> **DIRECTION**
Extract each line holding the word "előre" from the entries.

> **AVAILABLE RECORDS**
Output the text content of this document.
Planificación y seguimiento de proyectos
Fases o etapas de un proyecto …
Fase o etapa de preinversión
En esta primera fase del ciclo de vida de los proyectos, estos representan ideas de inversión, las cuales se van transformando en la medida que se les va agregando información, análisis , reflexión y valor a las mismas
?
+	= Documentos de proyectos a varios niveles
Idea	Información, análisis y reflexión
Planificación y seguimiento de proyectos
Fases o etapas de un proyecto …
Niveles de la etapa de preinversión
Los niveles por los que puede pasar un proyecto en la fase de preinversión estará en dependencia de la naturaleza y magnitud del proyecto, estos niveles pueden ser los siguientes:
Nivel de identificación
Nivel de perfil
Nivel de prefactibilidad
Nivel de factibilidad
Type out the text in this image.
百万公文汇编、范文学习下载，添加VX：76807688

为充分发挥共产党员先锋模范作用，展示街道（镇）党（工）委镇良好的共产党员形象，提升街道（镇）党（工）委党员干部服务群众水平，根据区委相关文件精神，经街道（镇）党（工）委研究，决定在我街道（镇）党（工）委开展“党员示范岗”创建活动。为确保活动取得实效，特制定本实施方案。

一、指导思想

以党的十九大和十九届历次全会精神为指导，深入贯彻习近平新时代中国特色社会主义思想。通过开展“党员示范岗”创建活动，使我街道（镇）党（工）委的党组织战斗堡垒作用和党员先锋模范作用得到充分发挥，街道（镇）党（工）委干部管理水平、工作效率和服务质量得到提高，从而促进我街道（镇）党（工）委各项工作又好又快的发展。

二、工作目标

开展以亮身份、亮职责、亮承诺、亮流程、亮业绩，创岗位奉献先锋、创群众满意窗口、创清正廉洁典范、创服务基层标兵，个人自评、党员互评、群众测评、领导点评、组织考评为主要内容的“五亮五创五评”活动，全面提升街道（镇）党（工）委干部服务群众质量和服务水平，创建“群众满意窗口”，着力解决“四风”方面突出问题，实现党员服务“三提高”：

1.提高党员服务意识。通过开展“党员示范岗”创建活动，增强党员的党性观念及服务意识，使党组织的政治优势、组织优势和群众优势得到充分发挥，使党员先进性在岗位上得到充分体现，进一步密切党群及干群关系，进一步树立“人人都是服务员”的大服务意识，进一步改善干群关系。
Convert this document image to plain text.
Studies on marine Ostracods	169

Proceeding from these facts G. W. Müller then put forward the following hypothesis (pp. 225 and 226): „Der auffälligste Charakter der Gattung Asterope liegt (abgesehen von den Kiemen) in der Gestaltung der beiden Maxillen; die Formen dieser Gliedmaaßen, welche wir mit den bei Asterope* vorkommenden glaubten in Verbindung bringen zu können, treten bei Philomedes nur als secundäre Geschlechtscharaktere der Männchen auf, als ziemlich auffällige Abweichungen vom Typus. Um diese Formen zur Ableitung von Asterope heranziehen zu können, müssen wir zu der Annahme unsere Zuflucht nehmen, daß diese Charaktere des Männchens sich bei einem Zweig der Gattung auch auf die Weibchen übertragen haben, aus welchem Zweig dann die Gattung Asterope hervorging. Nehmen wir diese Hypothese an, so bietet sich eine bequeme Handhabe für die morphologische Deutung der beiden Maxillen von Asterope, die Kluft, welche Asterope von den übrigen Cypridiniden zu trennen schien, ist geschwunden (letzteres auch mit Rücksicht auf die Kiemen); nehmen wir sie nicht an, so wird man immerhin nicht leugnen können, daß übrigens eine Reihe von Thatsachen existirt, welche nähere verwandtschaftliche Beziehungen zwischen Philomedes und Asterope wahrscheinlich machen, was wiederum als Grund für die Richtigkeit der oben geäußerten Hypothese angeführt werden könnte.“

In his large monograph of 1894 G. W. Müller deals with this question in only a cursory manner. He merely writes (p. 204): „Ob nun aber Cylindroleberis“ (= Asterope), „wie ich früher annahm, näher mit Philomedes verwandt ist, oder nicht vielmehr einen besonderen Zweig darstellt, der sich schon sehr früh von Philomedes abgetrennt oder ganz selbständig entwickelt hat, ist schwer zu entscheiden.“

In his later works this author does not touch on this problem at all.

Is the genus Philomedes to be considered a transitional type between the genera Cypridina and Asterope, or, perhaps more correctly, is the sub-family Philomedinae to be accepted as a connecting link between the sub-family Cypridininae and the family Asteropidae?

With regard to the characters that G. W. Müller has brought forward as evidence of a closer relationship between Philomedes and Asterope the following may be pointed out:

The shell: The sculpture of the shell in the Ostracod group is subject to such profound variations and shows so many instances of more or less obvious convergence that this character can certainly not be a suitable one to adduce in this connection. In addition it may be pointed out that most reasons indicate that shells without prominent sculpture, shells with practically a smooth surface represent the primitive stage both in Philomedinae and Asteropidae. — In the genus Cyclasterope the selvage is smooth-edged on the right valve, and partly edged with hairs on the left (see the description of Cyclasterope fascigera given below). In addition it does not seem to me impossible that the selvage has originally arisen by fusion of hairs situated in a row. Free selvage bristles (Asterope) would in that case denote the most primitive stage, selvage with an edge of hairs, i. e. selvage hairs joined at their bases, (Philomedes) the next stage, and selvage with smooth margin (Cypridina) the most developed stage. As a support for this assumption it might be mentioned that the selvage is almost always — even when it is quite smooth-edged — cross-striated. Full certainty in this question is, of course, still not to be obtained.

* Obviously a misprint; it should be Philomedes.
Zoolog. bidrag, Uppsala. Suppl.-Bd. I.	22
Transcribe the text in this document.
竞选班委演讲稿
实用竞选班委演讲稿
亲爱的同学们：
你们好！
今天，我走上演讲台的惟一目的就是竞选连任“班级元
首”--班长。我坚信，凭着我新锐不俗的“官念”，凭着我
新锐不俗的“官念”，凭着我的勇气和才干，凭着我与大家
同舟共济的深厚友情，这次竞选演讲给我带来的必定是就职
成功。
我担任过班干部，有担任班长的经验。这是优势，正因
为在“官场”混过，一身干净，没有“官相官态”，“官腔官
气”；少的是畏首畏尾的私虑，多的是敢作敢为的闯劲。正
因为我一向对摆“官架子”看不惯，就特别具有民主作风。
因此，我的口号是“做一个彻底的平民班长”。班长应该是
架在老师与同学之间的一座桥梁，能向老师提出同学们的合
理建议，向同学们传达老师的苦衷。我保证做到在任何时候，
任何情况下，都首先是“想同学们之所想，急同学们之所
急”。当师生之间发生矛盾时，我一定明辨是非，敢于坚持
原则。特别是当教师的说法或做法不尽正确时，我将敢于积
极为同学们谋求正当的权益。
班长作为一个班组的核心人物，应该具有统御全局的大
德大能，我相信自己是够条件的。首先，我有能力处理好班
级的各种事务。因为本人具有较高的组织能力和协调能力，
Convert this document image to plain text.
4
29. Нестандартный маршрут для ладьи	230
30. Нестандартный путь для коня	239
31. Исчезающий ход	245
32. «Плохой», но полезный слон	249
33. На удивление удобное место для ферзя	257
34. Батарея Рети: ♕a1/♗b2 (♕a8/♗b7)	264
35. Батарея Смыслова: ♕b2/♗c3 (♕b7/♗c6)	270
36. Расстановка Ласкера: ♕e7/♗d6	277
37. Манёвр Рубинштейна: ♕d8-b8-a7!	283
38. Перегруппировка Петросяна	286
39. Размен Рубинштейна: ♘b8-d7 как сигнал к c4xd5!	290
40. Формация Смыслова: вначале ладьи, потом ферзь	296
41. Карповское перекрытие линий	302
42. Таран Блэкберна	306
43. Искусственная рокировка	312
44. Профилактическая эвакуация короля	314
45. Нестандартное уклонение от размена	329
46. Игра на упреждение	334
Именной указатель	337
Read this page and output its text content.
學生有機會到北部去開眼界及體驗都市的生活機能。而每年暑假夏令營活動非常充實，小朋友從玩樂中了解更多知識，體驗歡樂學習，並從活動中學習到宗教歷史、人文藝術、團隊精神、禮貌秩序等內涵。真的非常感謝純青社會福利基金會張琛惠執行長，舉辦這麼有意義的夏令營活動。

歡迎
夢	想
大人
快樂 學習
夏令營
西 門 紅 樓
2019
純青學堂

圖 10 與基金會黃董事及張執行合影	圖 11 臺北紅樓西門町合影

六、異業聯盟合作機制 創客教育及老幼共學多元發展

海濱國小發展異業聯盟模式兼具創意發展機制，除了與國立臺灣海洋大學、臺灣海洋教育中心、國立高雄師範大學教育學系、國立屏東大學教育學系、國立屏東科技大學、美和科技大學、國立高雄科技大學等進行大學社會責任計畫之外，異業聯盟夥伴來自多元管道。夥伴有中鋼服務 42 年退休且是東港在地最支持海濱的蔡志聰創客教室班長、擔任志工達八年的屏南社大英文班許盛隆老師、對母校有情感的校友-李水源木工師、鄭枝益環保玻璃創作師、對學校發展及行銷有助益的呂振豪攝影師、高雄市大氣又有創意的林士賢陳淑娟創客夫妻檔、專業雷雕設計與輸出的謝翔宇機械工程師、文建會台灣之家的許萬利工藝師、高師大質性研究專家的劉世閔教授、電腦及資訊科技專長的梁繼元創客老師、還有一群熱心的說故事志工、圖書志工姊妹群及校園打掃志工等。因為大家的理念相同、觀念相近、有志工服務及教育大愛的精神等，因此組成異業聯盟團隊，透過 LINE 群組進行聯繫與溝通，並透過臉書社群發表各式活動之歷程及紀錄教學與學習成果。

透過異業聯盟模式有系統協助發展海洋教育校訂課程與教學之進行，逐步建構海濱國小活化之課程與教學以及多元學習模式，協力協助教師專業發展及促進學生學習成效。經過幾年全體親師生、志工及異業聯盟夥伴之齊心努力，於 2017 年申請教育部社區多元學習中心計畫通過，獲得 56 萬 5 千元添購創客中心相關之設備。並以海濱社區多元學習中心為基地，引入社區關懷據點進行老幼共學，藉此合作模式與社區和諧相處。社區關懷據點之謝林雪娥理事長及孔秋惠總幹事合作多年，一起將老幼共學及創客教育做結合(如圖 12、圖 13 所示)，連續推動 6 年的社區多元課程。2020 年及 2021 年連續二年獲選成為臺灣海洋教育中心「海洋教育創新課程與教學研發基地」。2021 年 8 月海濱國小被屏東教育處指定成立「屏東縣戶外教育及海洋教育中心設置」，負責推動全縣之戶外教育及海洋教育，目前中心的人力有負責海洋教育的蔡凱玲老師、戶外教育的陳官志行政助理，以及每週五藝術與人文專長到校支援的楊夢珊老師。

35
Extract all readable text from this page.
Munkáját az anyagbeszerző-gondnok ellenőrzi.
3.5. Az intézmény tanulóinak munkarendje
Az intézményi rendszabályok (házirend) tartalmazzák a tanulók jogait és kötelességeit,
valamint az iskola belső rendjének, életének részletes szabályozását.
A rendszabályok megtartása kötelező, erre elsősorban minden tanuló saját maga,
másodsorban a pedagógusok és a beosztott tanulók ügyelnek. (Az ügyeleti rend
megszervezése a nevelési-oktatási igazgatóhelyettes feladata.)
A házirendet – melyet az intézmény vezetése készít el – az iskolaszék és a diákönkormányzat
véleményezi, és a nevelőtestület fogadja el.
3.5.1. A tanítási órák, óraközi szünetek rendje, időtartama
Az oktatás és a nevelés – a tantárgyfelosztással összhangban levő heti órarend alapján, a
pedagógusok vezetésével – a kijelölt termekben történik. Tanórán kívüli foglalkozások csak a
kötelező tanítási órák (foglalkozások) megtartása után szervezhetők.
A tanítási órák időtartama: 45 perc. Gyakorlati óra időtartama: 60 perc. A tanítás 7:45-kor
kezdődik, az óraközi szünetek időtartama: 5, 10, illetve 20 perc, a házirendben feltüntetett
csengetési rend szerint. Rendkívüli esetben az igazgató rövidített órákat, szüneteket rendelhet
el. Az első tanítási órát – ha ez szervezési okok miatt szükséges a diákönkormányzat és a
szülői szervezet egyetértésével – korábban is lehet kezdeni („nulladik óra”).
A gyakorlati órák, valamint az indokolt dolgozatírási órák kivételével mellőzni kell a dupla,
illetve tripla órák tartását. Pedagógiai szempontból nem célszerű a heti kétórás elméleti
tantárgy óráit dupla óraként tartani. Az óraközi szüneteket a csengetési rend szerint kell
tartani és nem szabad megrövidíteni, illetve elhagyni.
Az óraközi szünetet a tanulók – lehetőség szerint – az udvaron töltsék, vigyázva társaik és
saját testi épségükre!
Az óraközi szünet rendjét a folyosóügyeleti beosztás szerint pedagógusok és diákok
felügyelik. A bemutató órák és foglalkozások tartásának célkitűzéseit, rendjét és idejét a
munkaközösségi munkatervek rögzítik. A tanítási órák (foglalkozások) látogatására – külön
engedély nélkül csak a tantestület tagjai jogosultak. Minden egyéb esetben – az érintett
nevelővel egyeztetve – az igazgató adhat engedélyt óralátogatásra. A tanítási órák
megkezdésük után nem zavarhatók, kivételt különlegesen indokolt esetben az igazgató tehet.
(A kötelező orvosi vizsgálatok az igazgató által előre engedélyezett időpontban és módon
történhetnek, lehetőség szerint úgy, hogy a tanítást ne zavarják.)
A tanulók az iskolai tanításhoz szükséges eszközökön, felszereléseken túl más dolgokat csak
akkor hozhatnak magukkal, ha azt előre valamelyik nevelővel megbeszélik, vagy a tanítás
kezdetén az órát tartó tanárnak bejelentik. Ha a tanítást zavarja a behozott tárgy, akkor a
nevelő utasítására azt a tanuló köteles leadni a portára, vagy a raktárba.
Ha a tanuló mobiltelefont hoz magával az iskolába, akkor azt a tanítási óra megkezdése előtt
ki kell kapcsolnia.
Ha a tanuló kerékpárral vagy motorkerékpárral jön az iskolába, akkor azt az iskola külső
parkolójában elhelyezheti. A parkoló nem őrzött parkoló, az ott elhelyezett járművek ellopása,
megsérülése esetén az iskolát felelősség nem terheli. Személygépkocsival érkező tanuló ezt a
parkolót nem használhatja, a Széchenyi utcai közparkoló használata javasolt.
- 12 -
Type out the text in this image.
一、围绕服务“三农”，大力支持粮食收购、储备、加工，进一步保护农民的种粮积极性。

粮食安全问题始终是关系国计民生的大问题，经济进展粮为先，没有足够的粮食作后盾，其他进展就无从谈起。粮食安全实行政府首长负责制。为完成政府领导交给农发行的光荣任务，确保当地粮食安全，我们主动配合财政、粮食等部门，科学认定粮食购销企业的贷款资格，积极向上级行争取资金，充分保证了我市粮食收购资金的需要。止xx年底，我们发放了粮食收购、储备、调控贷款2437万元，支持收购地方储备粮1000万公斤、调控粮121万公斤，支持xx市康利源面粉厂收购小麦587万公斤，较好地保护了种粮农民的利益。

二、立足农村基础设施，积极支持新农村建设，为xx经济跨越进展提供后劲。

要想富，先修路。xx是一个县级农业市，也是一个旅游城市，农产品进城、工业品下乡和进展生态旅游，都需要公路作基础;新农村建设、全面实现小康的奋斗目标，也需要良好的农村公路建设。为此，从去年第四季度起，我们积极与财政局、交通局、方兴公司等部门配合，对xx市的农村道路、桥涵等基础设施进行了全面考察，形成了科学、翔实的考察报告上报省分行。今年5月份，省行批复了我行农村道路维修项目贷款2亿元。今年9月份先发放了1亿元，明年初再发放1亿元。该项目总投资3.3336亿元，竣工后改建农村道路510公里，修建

> **SOLUTION BELOW**
(A kötelező orvosi vizsgálatok az igazgató által előre engedélyezett időpontban és módon
akkor hozhatnak magukkal, ha azt előre valamelyik nevelővel megbeszélik, vagy a tanítás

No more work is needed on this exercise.